#### AIM OF THE TASK:
Extract every line of the material below and reproduce it faithfully.

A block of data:
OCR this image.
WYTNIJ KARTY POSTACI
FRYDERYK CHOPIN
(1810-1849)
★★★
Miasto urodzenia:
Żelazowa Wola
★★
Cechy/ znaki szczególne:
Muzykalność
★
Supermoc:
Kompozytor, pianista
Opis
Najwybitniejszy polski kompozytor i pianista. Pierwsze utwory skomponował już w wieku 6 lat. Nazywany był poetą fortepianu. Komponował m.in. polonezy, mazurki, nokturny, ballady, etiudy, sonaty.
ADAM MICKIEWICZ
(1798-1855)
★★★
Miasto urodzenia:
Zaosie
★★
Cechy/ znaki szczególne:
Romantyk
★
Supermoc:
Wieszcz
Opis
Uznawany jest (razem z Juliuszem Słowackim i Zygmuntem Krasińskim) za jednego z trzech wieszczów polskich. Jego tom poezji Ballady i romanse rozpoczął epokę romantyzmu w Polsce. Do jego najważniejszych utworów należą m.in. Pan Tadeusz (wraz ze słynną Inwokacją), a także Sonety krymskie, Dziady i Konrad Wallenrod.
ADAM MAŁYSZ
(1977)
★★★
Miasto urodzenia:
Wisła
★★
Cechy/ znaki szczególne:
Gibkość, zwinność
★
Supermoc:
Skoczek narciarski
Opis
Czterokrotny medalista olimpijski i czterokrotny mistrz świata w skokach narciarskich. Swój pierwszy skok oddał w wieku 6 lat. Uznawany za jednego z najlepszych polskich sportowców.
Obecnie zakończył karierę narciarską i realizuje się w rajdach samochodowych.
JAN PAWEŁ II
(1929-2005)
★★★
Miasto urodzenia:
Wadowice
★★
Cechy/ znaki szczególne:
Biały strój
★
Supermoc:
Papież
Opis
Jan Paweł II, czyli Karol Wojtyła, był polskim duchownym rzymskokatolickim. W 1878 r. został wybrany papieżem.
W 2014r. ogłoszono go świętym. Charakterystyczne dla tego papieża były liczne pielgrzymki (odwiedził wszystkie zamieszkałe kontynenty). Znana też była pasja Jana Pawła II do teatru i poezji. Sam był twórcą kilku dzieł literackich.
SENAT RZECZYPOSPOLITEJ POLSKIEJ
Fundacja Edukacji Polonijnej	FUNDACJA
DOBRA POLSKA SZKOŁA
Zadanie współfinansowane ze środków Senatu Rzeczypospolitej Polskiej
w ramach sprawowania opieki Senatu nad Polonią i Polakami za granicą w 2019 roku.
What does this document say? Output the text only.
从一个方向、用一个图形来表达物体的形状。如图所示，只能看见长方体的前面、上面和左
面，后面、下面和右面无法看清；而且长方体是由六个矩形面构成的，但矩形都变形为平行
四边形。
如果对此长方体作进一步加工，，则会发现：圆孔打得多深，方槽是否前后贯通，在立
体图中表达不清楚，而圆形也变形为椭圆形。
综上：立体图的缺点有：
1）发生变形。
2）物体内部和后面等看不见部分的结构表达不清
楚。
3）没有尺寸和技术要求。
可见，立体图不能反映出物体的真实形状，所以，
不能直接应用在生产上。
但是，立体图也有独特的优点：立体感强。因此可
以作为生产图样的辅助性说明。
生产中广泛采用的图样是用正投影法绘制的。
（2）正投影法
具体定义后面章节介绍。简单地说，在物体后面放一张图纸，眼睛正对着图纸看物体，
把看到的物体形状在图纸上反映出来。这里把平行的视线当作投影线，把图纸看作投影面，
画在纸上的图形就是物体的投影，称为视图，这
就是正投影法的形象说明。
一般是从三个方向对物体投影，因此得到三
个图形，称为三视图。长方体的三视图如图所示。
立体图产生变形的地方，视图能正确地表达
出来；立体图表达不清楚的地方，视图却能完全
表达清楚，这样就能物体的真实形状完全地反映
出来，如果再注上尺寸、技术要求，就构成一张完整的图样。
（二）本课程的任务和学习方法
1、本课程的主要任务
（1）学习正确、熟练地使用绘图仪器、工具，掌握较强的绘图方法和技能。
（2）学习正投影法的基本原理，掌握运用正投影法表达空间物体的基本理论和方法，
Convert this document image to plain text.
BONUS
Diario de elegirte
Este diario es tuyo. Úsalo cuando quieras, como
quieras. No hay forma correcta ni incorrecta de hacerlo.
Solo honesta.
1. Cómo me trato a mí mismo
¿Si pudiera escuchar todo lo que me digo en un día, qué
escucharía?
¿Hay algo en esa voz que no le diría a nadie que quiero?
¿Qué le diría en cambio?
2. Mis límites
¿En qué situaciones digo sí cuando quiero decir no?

#### EXERCISE RESULT:
OCR this image.
WYTNIJ KARTY POSTACI
FRYDERYK CHOPIN
(1810-1849)
★★★
Miasto urodzenia:
Żelazowa Wola
★★
Cechy/ znaki szczególne:
Muzykalność
★
Supermoc:
Kompozytor, pianista
Opis
Najwybitniejszy polski kompozytor i pianista. Pierwsze utwory skomponował już w wieku 6 lat. Nazywany był poetą fortepianu. Komponował m.in. polonezy, mazurki, nokturny, ballady, etiudy, sonaty.
ADAM MICKIEWICZ
(1798-1855)
★★★
Miasto urodzenia:
Zaosie
★★
Cechy/ znaki szczególne:
Romantyk
★
Supermoc:
Wieszcz
Opis
Uznawany jest (razem z Juliuszem Słowackim i Zygmuntem Krasińskim) za jednego z trzech wieszczów polskich. Jego tom poezji Ballady i romanse rozpoczął epokę romantyzmu w Polsce. Do jego najważniejszych utworów należą m.in. Pan Tadeusz (wraz ze słynną Inwokacją), a także Sonety krymskie, Dziady i Konrad Wallenrod.
ADAM MAŁYSZ
(1977)
★★★
Miasto urodzenia:
Wisła
★★
Cechy/ znaki szczególne:
Gibkość, zwinność
★
Supermoc:
Skoczek narciarski
Opis
Czterokrotny medalista olimpijski i czterokrotny mistrz świata w skokach narciarskich. Swój pierwszy skok oddał w wieku 6 lat. Uznawany za jednego z najlepszych polskich sportowców.
Obecnie zakończył karierę narciarską i realizuje się w rajdach samochodowych.
JAN PAWEŁ II
(1929-2005)
★★★
Miasto urodzenia:
Wadowice
★★
Cechy/ znaki szczególne:
Biały strój
★
Supermoc:
Papież
Opis
Jan Paweł II, czyli Karol Wojtyła, był polskim duchownym rzymskokatolickim. W 1878 r. został wybrany papieżem.
W 2014r. ogłoszono go świętym. Charakterystyczne dla tego papieża były liczne pielgrzymki (odwiedził wszystkie zamieszkałe kontynenty). Znana też była pasja Jana Pawła II do teatru i poezji. Sam był twórcą kilku dzieł literackich.
SENAT RZECZYPOSPOLITEJ POLSKIEJ
Fundacja Edukacji Polonijnej	FUNDACJA
DOBRA POLSKA SZKOŁA
Zadanie współfinansowane ze środków Senatu Rzeczypospolitej Polskiej
w ramach sprawowania opieki Senatu nad Polonią i Polakami za granicą w 2019 roku.
What does this document say? Output the text only.
从一个方向、用一个图形来表达物体的形状。如图所示，只能看见长方体的前面、上面和左
面，后面、下面和右面无法看清；而且长方体是由六个矩形面构成的，但矩形都变形为平行
四边形。
如果对此长方体作进一步加工，，则会发现：圆孔打得多深，方槽是否前后贯通，在立
体图中表达不清楚，而圆形也变形为椭圆形。
综上：立体图的缺点有：
1）发生变形。
2）物体内部和后面等看不见部分的结构表达不清
楚。
3）没有尺寸和技术要求。
可见，立体图不能反映出物体的真实形状，所以，
不能直接应用在生产上。
但是，立体图也有独特的优点：立体感强。因此可
以作为生产图样的辅助性说明。
生产中广泛采用的图样是用正投影法绘制的。
（2）正投影法
具体定义后面章节介绍。简单地说，在物体后面放一张图纸，眼睛正对着图纸看物体，
把看到的物体形状在图纸上反映出来。这里把平行的视线当作投影线，把图纸看作投影面，
画在纸上的图形就是物体的投影，称为视图，这
就是正投影法的形象说明。
一般是从三个方向对物体投影，因此得到三
个图形，称为三视图。长方体的三视图如图所示。
立体图产生变形的地方，视图能正确地表达
出来；立体图表达不清楚的地方，视图却能完全
表达清楚，这样就能物体的真实形状完全地反映
出来，如果再注上尺寸、技术要求，就构成一张完整的图样。
（二）本课程的任务和学习方法
1、本课程的主要任务
（1）学习正确、熟练地使用绘图仪器、工具，掌握较强的绘图方法和技能。
（2）学习正投影法的基本原理，掌握运用正投影法表达空间物体的基本理论和方法，
Convert this document image to plain text.
BONUS
Diario de elegirte
Este diario es tuyo. Úsalo cuando quieras, como
quieras. No hay forma correcta ni incorrecta de hacerlo.
Solo honesta.
1. Cómo me trato a mí mismo
¿Si pudiera escuchar todo lo que me digo en un día, qué
escucharía?
¿Hay algo en esa voz que no le diría a nadie que quiero?
¿Qué le diría en cambio?
2. Mis límites
¿En qué situaciones digo sí cuando quiero decir no?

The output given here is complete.